*** DATA FOR ANALYSIS ***
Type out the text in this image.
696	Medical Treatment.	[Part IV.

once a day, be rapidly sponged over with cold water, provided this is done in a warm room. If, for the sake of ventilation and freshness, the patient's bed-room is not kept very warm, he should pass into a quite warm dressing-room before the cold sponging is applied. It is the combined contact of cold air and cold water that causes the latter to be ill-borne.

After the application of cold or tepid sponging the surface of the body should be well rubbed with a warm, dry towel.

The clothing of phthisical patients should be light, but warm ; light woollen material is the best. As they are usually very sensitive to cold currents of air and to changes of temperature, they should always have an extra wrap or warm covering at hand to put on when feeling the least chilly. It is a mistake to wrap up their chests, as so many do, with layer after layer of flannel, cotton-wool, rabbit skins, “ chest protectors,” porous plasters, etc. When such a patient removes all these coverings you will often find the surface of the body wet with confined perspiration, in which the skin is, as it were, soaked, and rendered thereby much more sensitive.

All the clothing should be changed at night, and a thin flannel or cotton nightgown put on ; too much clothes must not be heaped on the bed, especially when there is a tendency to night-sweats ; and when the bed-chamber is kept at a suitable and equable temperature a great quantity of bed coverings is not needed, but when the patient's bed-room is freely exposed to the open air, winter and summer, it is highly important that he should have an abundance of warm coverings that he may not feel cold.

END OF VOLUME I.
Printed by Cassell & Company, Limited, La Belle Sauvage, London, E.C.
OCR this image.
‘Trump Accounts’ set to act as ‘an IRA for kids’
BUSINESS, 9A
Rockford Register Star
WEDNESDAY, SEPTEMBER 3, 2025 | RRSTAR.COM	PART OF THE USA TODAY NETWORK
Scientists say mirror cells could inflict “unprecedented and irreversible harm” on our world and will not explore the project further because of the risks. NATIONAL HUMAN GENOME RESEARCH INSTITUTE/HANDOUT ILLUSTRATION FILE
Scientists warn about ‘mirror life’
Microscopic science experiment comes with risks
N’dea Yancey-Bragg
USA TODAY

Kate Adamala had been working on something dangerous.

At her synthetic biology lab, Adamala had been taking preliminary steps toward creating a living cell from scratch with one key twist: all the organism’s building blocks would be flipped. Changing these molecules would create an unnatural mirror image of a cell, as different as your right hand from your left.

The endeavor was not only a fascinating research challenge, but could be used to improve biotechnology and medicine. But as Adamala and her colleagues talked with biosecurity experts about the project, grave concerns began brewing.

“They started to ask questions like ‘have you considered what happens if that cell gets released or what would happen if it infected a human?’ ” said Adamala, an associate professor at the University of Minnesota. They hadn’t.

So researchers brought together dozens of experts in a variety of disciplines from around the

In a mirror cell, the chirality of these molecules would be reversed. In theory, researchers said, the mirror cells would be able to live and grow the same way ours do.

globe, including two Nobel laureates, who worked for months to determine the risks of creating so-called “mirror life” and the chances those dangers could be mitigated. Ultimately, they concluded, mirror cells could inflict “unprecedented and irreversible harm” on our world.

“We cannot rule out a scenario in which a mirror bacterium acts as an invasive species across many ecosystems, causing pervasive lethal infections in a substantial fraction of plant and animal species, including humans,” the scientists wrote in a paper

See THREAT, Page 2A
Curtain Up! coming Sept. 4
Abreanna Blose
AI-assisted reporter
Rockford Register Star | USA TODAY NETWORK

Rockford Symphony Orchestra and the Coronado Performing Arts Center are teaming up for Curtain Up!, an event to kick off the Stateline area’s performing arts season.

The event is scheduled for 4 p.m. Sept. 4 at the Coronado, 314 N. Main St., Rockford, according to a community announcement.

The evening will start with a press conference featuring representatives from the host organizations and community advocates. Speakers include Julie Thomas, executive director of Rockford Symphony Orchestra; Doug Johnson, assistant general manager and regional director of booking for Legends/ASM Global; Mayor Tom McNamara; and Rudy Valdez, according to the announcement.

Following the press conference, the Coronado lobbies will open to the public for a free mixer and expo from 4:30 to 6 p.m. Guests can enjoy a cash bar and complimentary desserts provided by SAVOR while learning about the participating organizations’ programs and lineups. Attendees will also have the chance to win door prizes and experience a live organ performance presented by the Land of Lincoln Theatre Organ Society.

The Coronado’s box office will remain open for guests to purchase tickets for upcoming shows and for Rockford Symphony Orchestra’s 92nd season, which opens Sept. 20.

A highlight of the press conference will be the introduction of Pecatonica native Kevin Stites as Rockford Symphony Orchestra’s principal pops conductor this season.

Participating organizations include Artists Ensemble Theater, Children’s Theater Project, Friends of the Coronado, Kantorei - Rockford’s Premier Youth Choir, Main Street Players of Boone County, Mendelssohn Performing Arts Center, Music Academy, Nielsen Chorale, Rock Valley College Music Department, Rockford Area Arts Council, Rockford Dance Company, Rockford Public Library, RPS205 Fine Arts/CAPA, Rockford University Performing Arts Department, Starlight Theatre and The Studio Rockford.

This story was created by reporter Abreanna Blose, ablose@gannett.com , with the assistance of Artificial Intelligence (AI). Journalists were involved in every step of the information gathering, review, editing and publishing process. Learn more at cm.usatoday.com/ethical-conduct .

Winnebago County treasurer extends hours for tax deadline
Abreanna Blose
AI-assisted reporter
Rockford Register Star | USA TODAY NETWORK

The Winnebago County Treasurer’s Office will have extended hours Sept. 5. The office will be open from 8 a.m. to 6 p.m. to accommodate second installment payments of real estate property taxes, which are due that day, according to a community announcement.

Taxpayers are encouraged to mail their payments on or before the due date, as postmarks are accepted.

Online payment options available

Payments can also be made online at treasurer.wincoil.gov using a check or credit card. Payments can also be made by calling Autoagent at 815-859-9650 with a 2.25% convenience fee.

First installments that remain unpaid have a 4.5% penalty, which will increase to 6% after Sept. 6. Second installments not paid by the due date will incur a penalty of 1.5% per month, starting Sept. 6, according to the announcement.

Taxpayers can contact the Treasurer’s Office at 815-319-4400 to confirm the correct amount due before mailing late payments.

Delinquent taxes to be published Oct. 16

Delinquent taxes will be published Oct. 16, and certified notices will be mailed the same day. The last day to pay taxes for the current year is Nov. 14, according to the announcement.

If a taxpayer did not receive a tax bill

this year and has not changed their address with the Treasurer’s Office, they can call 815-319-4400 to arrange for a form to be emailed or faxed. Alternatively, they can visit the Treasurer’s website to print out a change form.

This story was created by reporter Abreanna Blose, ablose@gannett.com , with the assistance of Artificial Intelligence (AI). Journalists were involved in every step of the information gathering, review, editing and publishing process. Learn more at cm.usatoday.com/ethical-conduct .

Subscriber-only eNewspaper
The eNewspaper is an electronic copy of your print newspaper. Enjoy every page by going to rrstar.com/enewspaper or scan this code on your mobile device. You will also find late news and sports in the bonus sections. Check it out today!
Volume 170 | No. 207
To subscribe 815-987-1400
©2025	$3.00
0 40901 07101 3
*** End of DATA FOR ANALYSIS ***
Which lines above contain "world"? Show each of them.

Scientists say mirror cells could inflict “unprecedented and irreversible harm” on our world and will not explore the project further because of the risks. NATIONAL HUMAN GENOME RESEARCH INSTITUTE/HANDOUT ILLUSTRATION FILE
globe, including two Nobel laureates, who worked for months to determine the risks of creating so-called “mirror life” and the chances those dangers could be mitigated. Ultimately, they concluded, mirror cells could inflict “unprecedented and irreversible harm” on our world.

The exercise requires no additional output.